Each line containing the word "NOAA" must be collected.

- - -

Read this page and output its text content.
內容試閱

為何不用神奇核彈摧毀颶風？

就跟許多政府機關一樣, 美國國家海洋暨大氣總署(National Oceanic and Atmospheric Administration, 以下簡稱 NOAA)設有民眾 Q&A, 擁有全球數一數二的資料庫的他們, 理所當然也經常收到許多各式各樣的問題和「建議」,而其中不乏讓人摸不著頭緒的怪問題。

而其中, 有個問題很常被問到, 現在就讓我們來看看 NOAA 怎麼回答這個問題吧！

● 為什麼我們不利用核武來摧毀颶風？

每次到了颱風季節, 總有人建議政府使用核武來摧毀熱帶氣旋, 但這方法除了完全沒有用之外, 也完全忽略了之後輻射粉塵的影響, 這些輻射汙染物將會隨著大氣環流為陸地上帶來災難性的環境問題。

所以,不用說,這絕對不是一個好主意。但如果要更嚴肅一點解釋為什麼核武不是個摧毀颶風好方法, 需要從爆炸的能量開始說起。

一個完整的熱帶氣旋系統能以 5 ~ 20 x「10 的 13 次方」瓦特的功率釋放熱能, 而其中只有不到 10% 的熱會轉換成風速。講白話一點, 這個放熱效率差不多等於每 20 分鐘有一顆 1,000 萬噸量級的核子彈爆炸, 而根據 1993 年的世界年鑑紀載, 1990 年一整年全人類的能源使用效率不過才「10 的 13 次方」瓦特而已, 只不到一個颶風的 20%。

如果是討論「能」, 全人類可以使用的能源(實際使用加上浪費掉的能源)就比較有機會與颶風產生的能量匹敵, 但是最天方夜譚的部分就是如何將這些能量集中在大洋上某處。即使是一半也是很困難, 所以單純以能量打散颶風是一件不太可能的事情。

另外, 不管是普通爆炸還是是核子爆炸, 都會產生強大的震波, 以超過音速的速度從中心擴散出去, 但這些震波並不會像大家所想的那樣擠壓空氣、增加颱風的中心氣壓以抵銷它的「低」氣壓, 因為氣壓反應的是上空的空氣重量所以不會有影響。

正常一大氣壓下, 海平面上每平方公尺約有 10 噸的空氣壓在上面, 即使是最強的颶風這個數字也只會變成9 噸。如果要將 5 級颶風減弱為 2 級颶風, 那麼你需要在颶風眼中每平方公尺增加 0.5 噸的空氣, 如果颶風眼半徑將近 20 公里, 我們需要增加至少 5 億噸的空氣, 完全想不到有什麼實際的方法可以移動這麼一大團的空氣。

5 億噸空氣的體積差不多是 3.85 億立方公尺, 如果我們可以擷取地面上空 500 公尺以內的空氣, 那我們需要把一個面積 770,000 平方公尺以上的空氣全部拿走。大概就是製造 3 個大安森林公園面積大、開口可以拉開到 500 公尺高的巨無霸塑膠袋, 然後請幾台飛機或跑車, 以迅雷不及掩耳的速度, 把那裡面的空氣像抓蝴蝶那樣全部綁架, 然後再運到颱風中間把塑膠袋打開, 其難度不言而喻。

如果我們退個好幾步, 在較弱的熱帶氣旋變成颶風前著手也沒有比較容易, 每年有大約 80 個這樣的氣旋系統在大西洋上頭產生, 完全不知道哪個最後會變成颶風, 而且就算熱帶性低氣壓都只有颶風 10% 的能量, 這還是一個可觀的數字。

- - -

◆ **FINISHED EXERCISE**
就跟許多政府機關一樣, 美國國家海洋暨大氣總署(National Oceanic and Atmospheric Administration, 以下簡稱 NOAA)設有民眾 Q&A, 擁有全球數一數二的資料庫的他們, 理所當然也經常收到許多各式各樣的問題和「建議」,而其中不乏讓人摸不著頭緒的怪問題。
而其中, 有個問題很常被問到, 現在就讓我們來看看 NOAA 怎麼回答這個問題吧！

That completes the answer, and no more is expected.